Lines of data
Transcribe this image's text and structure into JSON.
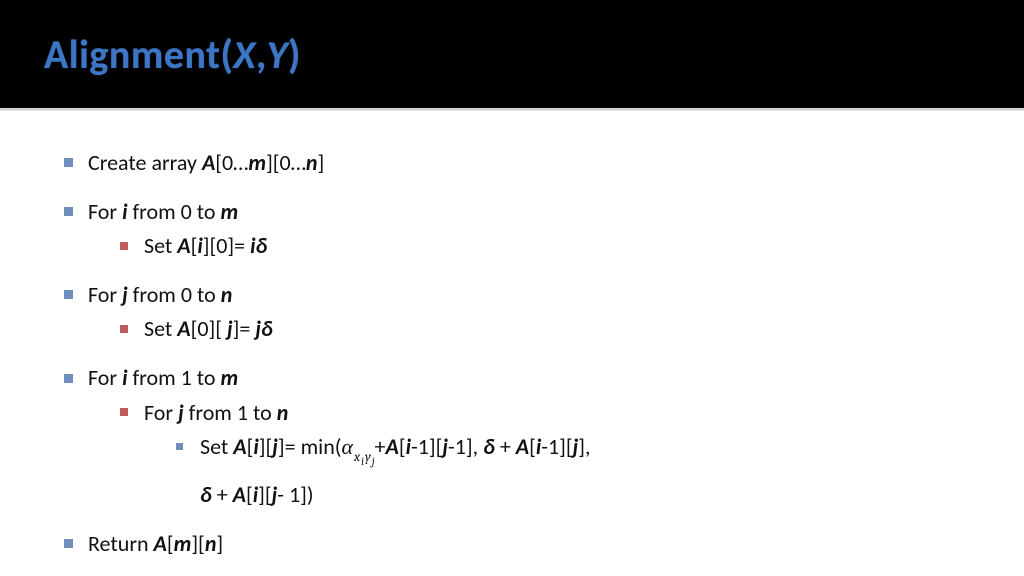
{
  "title": {
    "fn": "Alignment",
    "lp": "(",
    "x": "X",
    "comma": ",",
    "y": "Y",
    "rp": ")"
  },
  "algo": {
    "l1": {
      "t1": "Create array ",
      "A": "A",
      "t2": "[0…",
      "m": "m",
      "t3": "][0…",
      "n": "n",
      "t4": "]"
    },
    "l2": {
      "t1": "For ",
      "i": "i",
      "t2": " from 0 to ",
      "m": "m"
    },
    "l3": {
      "t1": "Set ",
      "A": "A",
      "lb1": "[",
      "i": "i",
      "rb1": "][0]= ",
      "i2": "i",
      "d": "δ"
    },
    "l4": {
      "t1": "For ",
      "j": "j",
      "t2": " from 0 to ",
      "n": "n"
    },
    "l5": {
      "t1": "Set ",
      "A": "A",
      "lb1": "[0][ ",
      "j": "j",
      "rb1": "]= ",
      "j2": "j",
      "d": "δ"
    },
    "l6": {
      "t1": "For ",
      "i": "i",
      "t2": " from 1 to ",
      "m": "m"
    },
    "l7": {
      "t1": "For ",
      "j": "j",
      "t2": " from 1 to ",
      "n": "n"
    },
    "l8": {
      "t1": "Set ",
      "A": "A",
      "lb1": "[",
      "i": "i",
      "mid1": "][",
      "j": "j",
      "rb1": "]= min(",
      "alpha": "α",
      "sx": "x",
      "si": "i",
      "sy": "y",
      "sj": "j",
      "plus1": "+",
      "A2": "A",
      "lb2": "[",
      "i2": "i",
      "m1": "-1][",
      "j2": "j",
      "rb2": "-1], ",
      "d1": "δ",
      "plus2": " + ",
      "A3": "A",
      "lb3": "[",
      "i3": "i",
      "m2": "-1][",
      "j3": "j",
      "rb3": "],",
      "d2": "δ",
      "plus3": " + ",
      "A4": "A",
      "lb4": "[",
      "i4": "i",
      "mid4": "][",
      "j4": "j",
      "rb4": "- 1])"
    },
    "l9": {
      "t1": "Return ",
      "A": "A",
      "lb1": "[",
      "m": "m",
      "mid": "][",
      "n": "n",
      "rb1": "]"
    }
  }
}
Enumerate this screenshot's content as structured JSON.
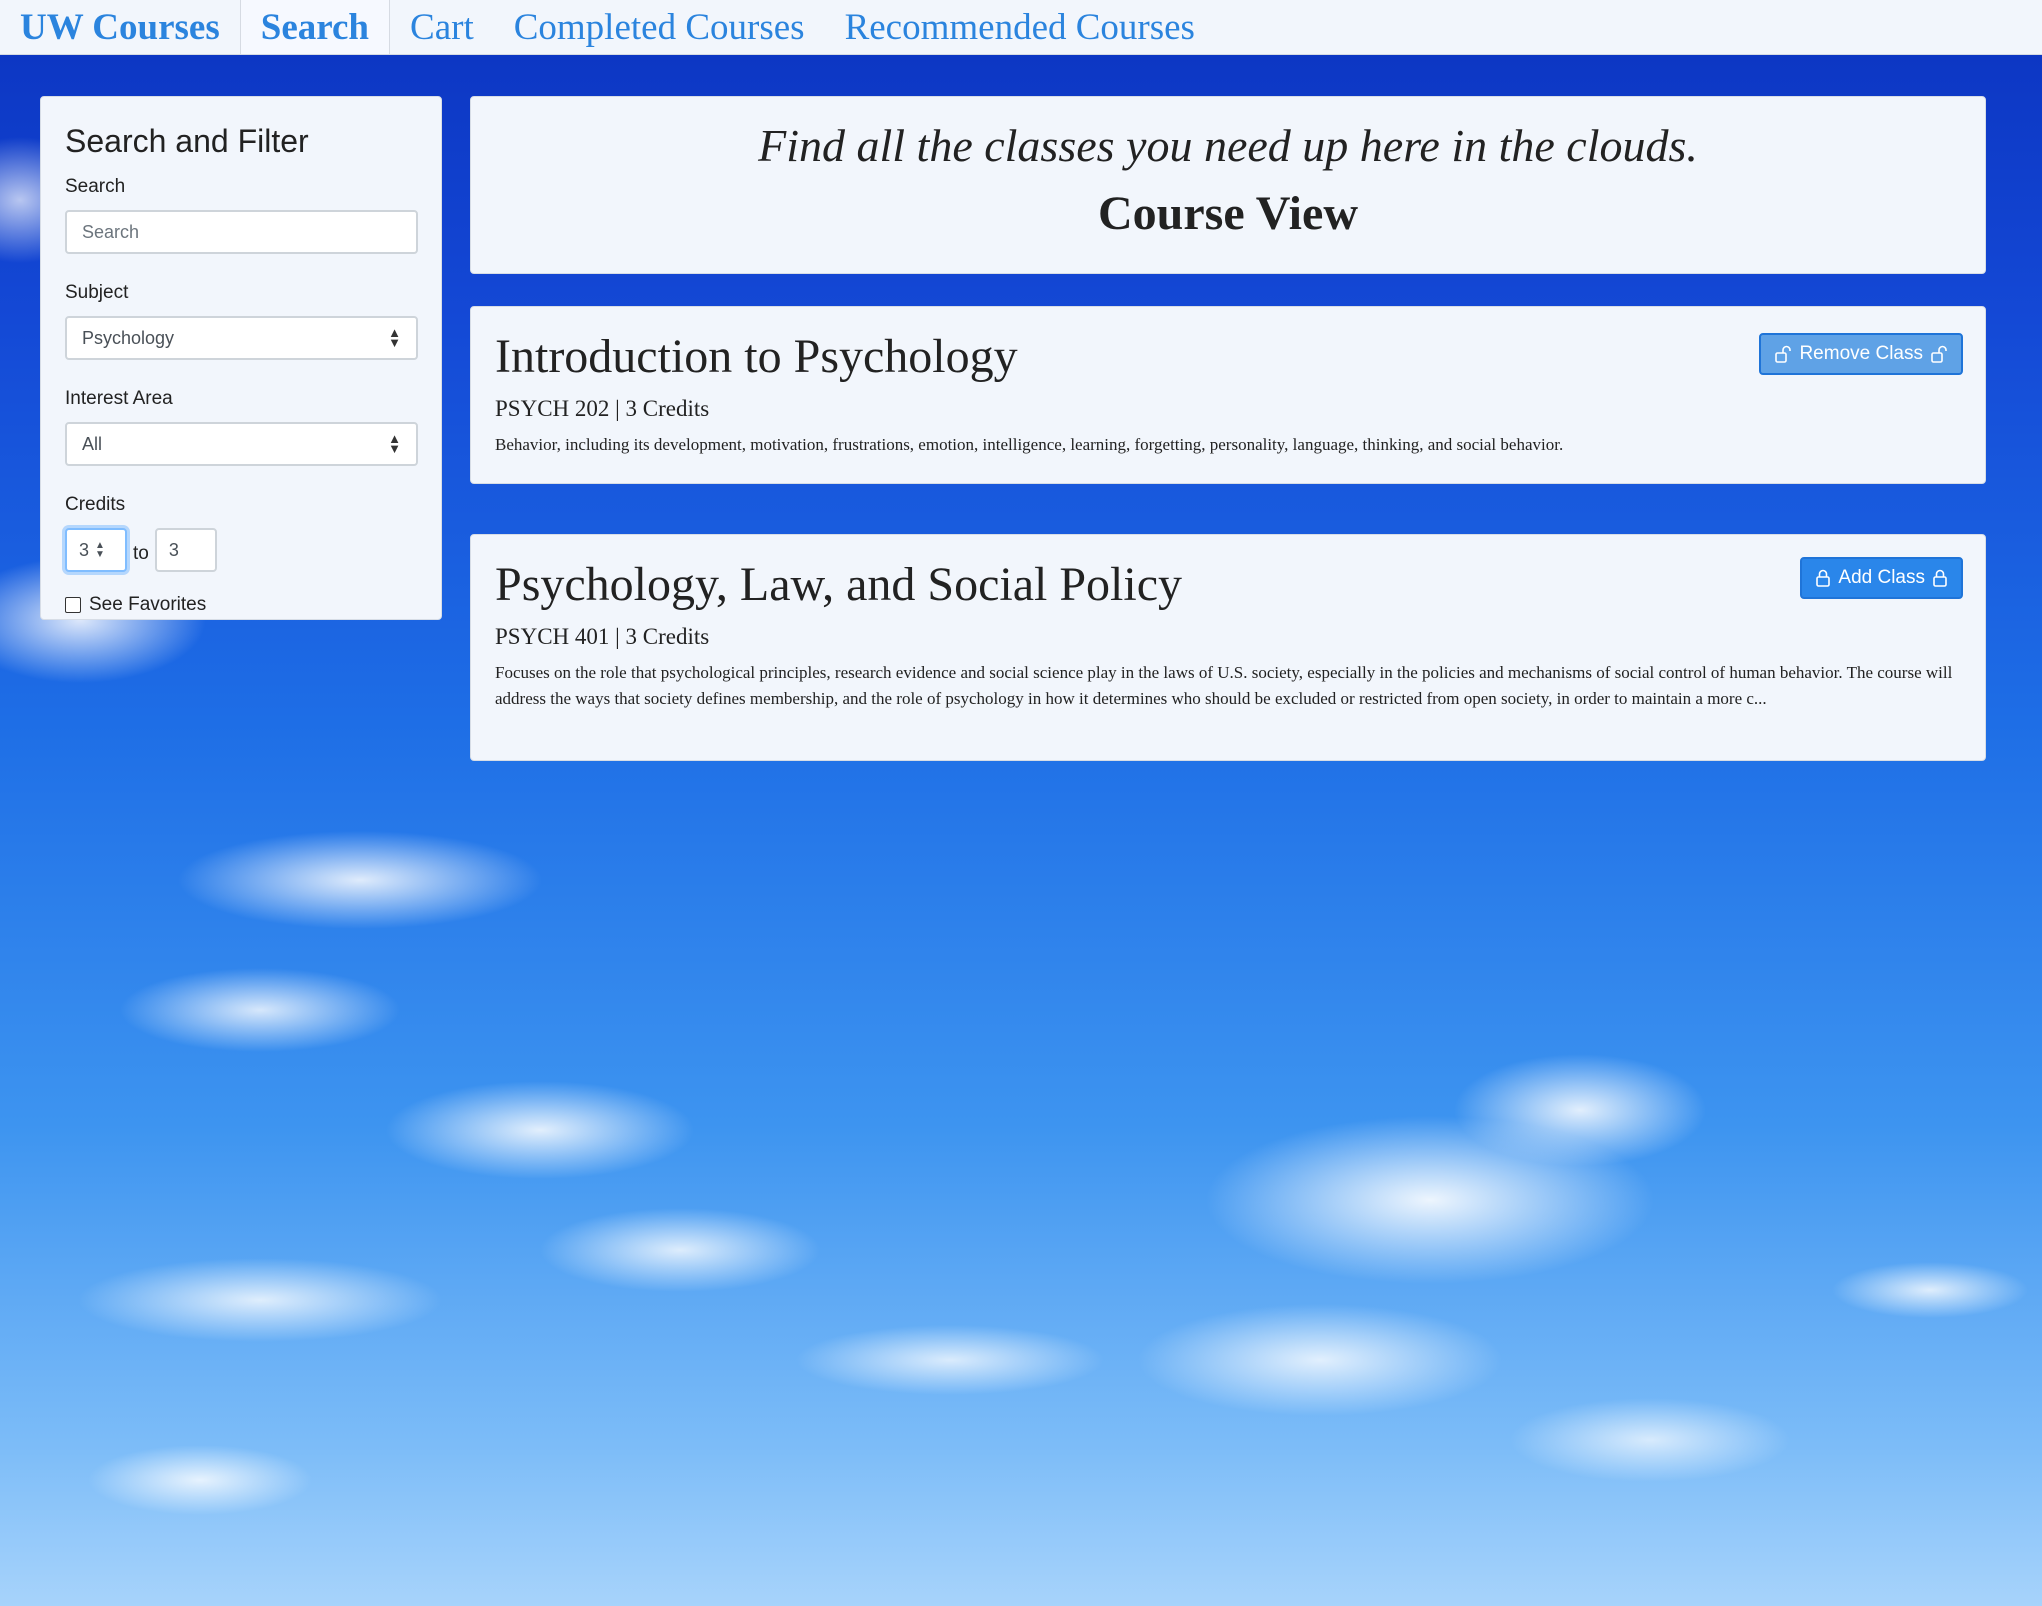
{
  "nav": {
    "brand": "UW Courses",
    "items": [
      {
        "label": "Search",
        "active": true
      },
      {
        "label": "Cart",
        "active": false
      },
      {
        "label": "Completed Courses",
        "active": false
      },
      {
        "label": "Recommended Courses",
        "active": false
      }
    ]
  },
  "sidebar": {
    "title": "Search and Filter",
    "search_label": "Search",
    "search_placeholder": "Search",
    "subject_label": "Subject",
    "subject_value": "Psychology",
    "interest_label": "Interest Area",
    "interest_value": "All",
    "credits_label": "Credits",
    "credits_min": "3",
    "credits_to": "to",
    "credits_max": "3",
    "favorites_label": "See Favorites"
  },
  "hero": {
    "tagline": "Find all the classes you need up here in the clouds.",
    "title": "Course View"
  },
  "courses": [
    {
      "title": "Introduction to Psychology",
      "meta": "PSYCH 202 | 3 Credits",
      "description": "Behavior, including its development, motivation, frustrations, emotion, intelligence, learning, forgetting, personality, language, thinking, and social behavior.",
      "button": "Remove Class",
      "button_icon": "unlock-icon"
    },
    {
      "title": "Psychology, Law, and Social Policy",
      "meta": "PSYCH 401 | 3 Credits",
      "description": "Focuses on the role that psychological principles, research evidence and social science play in the laws of U.S. society, especially in the policies and mechanisms of social control of human behavior. The course will address the ways that society defines membership, and the role of psychology in how it determines who should be excluded or restricted from open society, in order to maintain a more c...",
      "button": "Add Class",
      "button_icon": "lock-icon"
    }
  ],
  "colors": {
    "accent": "#2b84de",
    "panel": "#f2f6fc",
    "button_add": "#2a86ea",
    "button_remove": "#5fa2e6"
  }
}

The request
Make a word-for-word copy of the entries, without any pictures.

Written reply
Transcribe this image's text and structure into JSON.
{
  "title": {
    "fn": "Alignment",
    "lp": "(",
    "x": "X",
    "comma": ",",
    "y": "Y",
    "rp": ")"
  },
  "algo": {
    "l1": {
      "t1": "Create array ",
      "A": "A",
      "t2": "[0…",
      "m": "m",
      "t3": "][0…",
      "n": "n",
      "t4": "]"
    },
    "l2": {
      "t1": "For ",
      "i": "i",
      "t2": " from 0 to ",
      "m": "m"
    },
    "l3": {
      "t1": "Set ",
      "A": "A",
      "lb1": "[",
      "i": "i",
      "rb1": "][0]= ",
      "i2": "i",
      "d": "δ"
    },
    "l4": {
      "t1": "For ",
      "j": "j",
      "t2": " from 0 to ",
      "n": "n"
    },
    "l5": {
      "t1": "Set ",
      "A": "A",
      "lb1": "[0][ ",
      "j": "j",
      "rb1": "]= ",
      "j2": "j",
      "d": "δ"
    },
    "l6": {
      "t1": "For ",
      "i": "i",
      "t2": " from 1 to ",
      "m": "m"
    },
    "l7": {
      "t1": "For ",
      "j": "j",
      "t2": " from 1 to ",
      "n": "n"
    },
    "l8": {
      "t1": "Set ",
      "A": "A",
      "lb1": "[",
      "i": "i",
      "mid1": "][",
      "j": "j",
      "rb1": "]= min(",
      "alpha": "α",
      "sx": "x",
      "si": "i",
      "sy": "y",
      "sj": "j",
      "plus1": "+",
      "A2": "A",
      "lb2": "[",
      "i2": "i",
      "m1": "-1][",
      "j2": "j",
      "rb2": "-1], ",
      "d1": "δ",
      "plus2": " + ",
      "A3": "A",
      "lb3": "[",
      "i3": "i",
      "m2": "-1][",
      "j3": "j",
      "rb3": "],",
      "d2": "δ",
      "plus3": " + ",
      "A4": "A",
      "lb4": "[",
      "i4": "i",
      "mid4": "][",
      "j4": "j",
      "rb4": "- 1])"
    },
    "l9": {
      "t1": "Return ",
      "A": "A",
      "lb1": "[",
      "m": "m",
      "mid": "][",
      "n": "n",
      "rb1": "]"
    }
  }
}
Enumerate this screenshot's content as structured JSON.
{
  "nav": {
    "brand": "UW Courses",
    "items": [
      {
        "label": "Search",
        "active": true
      },
      {
        "label": "Cart",
        "active": false
      },
      {
        "label": "Completed Courses",
        "active": false
      },
      {
        "label": "Recommended Courses",
        "active": false
      }
    ]
  },
  "sidebar": {
    "title": "Search and Filter",
    "search_label": "Search",
    "search_placeholder": "Search",
    "subject_label": "Subject",
    "subject_value": "Psychology",
    "interest_label": "Interest Area",
    "interest_value": "All",
    "credits_label": "Credits",
    "credits_min": "3",
    "credits_to": "to",
    "credits_max": "3",
    "favorites_label": "See Favorites"
  },
  "hero": {
    "tagline": "Find all the classes you need up here in the clouds.",
    "title": "Course View"
  },
  "courses": [
    {
      "title": "Introduction to Psychology",
      "meta": "PSYCH 202 | 3 Credits",
      "description": "Behavior, including its development, motivation, frustrations, emotion, intelligence, learning, forgetting, personality, language, thinking, and social behavior.",
      "button": "Remove Class",
      "button_icon": "unlock-icon"
    },
    {
      "title": "Psychology, Law, and Social Policy",
      "meta": "PSYCH 401 | 3 Credits",
      "description": "Focuses on the role that psychological principles, research evidence and social science play in the laws of U.S. society, especially in the policies and mechanisms of social control of human behavior. The course will address the ways that society defines membership, and the role of psychology in how it determines who should be excluded or restricted from open society, in order to maintain a more c...",
      "button": "Add Class",
      "button_icon": "lock-icon"
    }
  ],
  "colors": {
    "accent": "#2b84de",
    "panel": "#f2f6fc",
    "button_add": "#2a86ea",
    "button_remove": "#5fa2e6"
  }
}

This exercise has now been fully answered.